##### INPUT RECORDS #####
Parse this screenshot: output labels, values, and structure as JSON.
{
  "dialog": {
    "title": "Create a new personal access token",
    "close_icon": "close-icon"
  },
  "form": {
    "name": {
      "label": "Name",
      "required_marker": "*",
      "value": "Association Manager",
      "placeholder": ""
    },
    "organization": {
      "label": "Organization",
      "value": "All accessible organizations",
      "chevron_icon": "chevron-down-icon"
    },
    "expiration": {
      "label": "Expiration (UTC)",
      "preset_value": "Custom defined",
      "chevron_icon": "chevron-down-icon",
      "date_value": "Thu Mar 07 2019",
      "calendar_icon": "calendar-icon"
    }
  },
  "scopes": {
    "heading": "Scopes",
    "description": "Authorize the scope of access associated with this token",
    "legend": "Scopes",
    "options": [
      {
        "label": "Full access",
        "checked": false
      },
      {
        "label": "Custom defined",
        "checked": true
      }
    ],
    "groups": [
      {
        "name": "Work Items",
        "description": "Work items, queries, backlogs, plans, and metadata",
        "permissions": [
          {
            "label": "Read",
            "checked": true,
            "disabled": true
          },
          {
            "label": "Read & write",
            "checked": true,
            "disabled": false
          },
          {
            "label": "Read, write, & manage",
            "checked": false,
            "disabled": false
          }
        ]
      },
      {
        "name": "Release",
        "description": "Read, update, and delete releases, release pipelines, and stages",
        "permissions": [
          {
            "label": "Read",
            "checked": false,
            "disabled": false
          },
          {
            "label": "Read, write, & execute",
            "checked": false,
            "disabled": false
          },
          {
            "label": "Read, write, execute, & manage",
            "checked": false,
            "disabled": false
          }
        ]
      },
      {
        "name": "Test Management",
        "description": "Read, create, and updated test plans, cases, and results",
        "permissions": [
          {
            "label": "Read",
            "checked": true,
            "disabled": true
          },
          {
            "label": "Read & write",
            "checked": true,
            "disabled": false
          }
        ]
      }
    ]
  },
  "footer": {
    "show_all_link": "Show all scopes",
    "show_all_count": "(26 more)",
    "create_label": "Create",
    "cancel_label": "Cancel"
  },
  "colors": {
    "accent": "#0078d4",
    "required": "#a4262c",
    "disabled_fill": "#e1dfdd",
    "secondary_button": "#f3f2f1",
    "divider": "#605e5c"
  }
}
#####
WHAT YOU NEED TO DO
Extract, word for word, each line of the listing above.

SOLVED EXERCISE
Parse this screenshot: output labels, values, and structure as JSON.
{
  "dialog": {
    "title": "Create a new personal access token",
    "close_icon": "close-icon"
  },
  "form": {
    "name": {
      "label": "Name",
      "required_marker": "*",
      "value": "Association Manager",
      "placeholder": ""
    },
    "organization": {
      "label": "Organization",
      "value": "All accessible organizations",
      "chevron_icon": "chevron-down-icon"
    },
    "expiration": {
      "label": "Expiration (UTC)",
      "preset_value": "Custom defined",
      "chevron_icon": "chevron-down-icon",
      "date_value": "Thu Mar 07 2019",
      "calendar_icon": "calendar-icon"
    }
  },
  "scopes": {
    "heading": "Scopes",
    "description": "Authorize the scope of access associated with this token",
    "legend": "Scopes",
    "options": [
      {
        "label": "Full access",
        "checked": false
      },
      {
        "label": "Custom defined",
        "checked": true
      }
    ],
    "groups": [
      {
        "name": "Work Items",
        "description": "Work items, queries, backlogs, plans, and metadata",
        "permissions": [
          {
            "label": "Read",
            "checked": true,
            "disabled": true
          },
          {
            "label": "Read & write",
            "checked": true,
            "disabled": false
          },
          {
            "label": "Read, write, & manage",
            "checked": false,
            "disabled": false
          }
        ]
      },
      {
        "name": "Release",
        "description": "Read, update, and delete releases, release pipelines, and stages",
        "permissions": [
          {
            "label": "Read",
            "checked": false,
            "disabled": false
          },
          {
            "label": "Read, write, & execute",
            "checked": false,
            "disabled": false
          },
          {
            "label": "Read, write, execute, & manage",
            "checked": false,
            "disabled": false
          }
        ]
      },
      {
        "name": "Test Management",
        "description": "Read, create, and updated test plans, cases, and results",
        "permissions": [
          {
            "label": "Read",
            "checked": true,
            "disabled": true
          },
          {
            "label": "Read & write",
            "checked": true,
            "disabled": false
          }
        ]
      }
    ]
  },
  "footer": {
    "show_all_link": "Show all scopes",
    "show_all_count": "(26 more)",
    "create_label": "Create",
    "cancel_label": "Cancel"
  },
  "colors": {
    "accent": "#0078d4",
    "required": "#a4262c",
    "disabled_fill": "#e1dfdd",
    "secondary_button": "#f3f2f1",
    "divider": "#605e5c"
  }
}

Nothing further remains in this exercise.